- [Problem details]:
Transcribe the entries exactly; images are not part of the copy.

- [Saved data entries]:
====

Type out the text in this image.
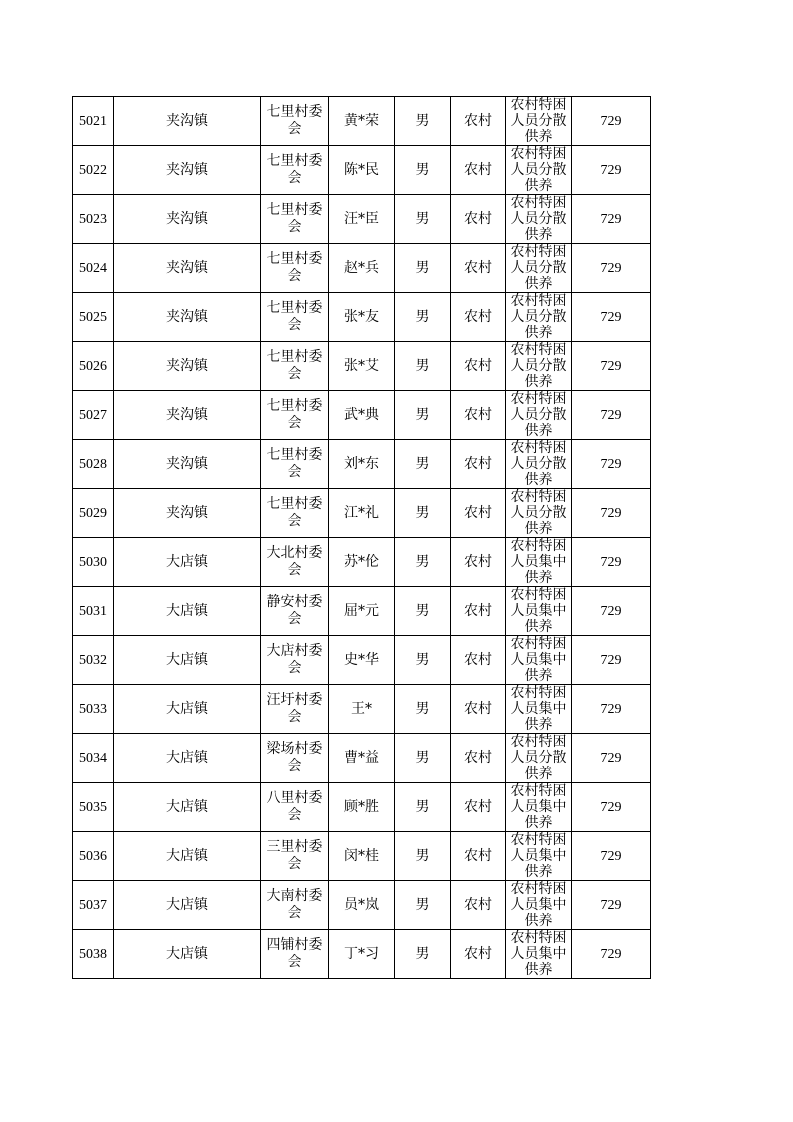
5021	夹沟镇	七里村委会	黄*荣	男	农村	农村特困人员分散供养	729
5022	夹沟镇	七里村委会	陈*民	男	农村	农村特困人员分散供养	729
5023	夹沟镇	七里村委会	汪*臣	男	农村	农村特困人员分散供养	729
5024	夹沟镇	七里村委会	赵*兵	男	农村	农村特困人员分散供养	729
5025	夹沟镇	七里村委会	张*友	男	农村	农村特困人员分散供养	729
5026	夹沟镇	七里村委会	张*艾	男	农村	农村特困人员分散供养	729
5027	夹沟镇	七里村委会	武*典	男	农村	农村特困人员分散供养	729
5028	夹沟镇	七里村委会	刘*东	男	农村	农村特困人员分散供养	729
5029	夹沟镇	七里村委会	江*礼	男	农村	农村特困人员分散供养	729
5030	大店镇	大北村委会	苏*伦	男	农村	农村特困人员集中供养	729
5031	大店镇	静安村委会	屈*元	男	农村	农村特困人员集中供养	729
5032	大店镇	大店村委会	史*华	男	农村	农村特困人员集中供养	729
5033	大店镇	汪圩村委会	王*	男	农村	农村特困人员集中供养	729
5034	大店镇	梁场村委会	曹*益	男	农村	农村特困人员分散供养	729
5035	大店镇	八里村委会	顾*胜	男	农村	农村特困人员集中供养	729
5036	大店镇	三里村委会	闵*桂	男	农村	农村特困人员集中供养	729
5037	大店镇	大南村委会	员*岚	男	农村	农村特困人员集中供养	729
5038	大店镇	四铺村委会	丁*习	男	农村	农村特困人员集中供养	729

====

- [Finished task]:
Type out the text in this image.
5021	夹沟镇	七里村委会	黄*荣	男	农村	农村特困人员分散供养	729
5022	夹沟镇	七里村委会	陈*民	男	农村	农村特困人员分散供养	729
5023	夹沟镇	七里村委会	汪*臣	男	农村	农村特困人员分散供养	729
5024	夹沟镇	七里村委会	赵*兵	男	农村	农村特困人员分散供养	729
5025	夹沟镇	七里村委会	张*友	男	农村	农村特困人员分散供养	729
5026	夹沟镇	七里村委会	张*艾	男	农村	农村特困人员分散供养	729
5027	夹沟镇	七里村委会	武*典	男	农村	农村特困人员分散供养	729
5028	夹沟镇	七里村委会	刘*东	男	农村	农村特困人员分散供养	729
5029	夹沟镇	七里村委会	江*礼	男	农村	农村特困人员分散供养	729
5030	大店镇	大北村委会	苏*伦	男	农村	农村特困人员集中供养	729
5031	大店镇	静安村委会	屈*元	男	农村	农村特困人员集中供养	729
5032	大店镇	大店村委会	史*华	男	农村	农村特困人员集中供养	729
5033	大店镇	汪圩村委会	王*	男	农村	农村特困人员集中供养	729
5034	大店镇	梁场村委会	曹*益	男	农村	农村特困人员分散供养	729
5035	大店镇	八里村委会	顾*胜	男	农村	农村特困人员集中供养	729
5036	大店镇	三里村委会	闵*桂	男	农村	农村特困人员集中供养	729
5037	大店镇	大南村委会	员*岚	男	农村	农村特困人员集中供养	729
5038	大店镇	四铺村委会	丁*习	男	农村	农村特困人员集中供养	729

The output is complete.